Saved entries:
# # # # # # #

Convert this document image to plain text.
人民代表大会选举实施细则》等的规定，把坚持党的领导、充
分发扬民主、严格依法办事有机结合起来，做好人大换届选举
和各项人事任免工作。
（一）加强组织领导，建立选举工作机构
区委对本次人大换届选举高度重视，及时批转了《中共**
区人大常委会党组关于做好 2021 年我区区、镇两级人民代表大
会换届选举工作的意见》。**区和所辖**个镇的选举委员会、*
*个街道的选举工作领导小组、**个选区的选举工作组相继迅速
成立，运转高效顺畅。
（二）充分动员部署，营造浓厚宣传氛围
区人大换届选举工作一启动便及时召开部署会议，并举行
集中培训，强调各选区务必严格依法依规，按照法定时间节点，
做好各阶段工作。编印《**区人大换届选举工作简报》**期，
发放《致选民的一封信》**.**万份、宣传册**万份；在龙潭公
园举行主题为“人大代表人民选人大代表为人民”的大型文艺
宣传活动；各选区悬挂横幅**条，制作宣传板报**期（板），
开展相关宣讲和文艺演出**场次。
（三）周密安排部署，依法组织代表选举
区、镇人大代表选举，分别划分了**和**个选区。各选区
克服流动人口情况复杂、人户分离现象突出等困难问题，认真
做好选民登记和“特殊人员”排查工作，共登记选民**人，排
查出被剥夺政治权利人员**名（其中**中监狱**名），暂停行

# # # # # # #

Exercise instructions =
Retype the whole listing, matching it exactly.

Response =
Convert this document image to plain text.
人民代表大会选举实施细则》等的规定，把坚持党的领导、充
分发扬民主、严格依法办事有机结合起来，做好人大换届选举
和各项人事任免工作。
（一）加强组织领导，建立选举工作机构
区委对本次人大换届选举高度重视，及时批转了《中共**
区人大常委会党组关于做好 2021 年我区区、镇两级人民代表大
会换届选举工作的意见》。**区和所辖**个镇的选举委员会、*
*个街道的选举工作领导小组、**个选区的选举工作组相继迅速
成立，运转高效顺畅。
（二）充分动员部署，营造浓厚宣传氛围
区人大换届选举工作一启动便及时召开部署会议，并举行
集中培训，强调各选区务必严格依法依规，按照法定时间节点，
做好各阶段工作。编印《**区人大换届选举工作简报》**期，
发放《致选民的一封信》**.**万份、宣传册**万份；在龙潭公
园举行主题为“人大代表人民选人大代表为人民”的大型文艺
宣传活动；各选区悬挂横幅**条，制作宣传板报**期（板），
开展相关宣讲和文艺演出**场次。
（三）周密安排部署，依法组织代表选举
区、镇人大代表选举，分别划分了**和**个选区。各选区
克服流动人口情况复杂、人户分离现象突出等困难问题，认真
做好选民登记和“特殊人员”排查工作，共登记选民**人，排
查出被剥夺政治权利人员**名（其中**中监狱**名），暂停行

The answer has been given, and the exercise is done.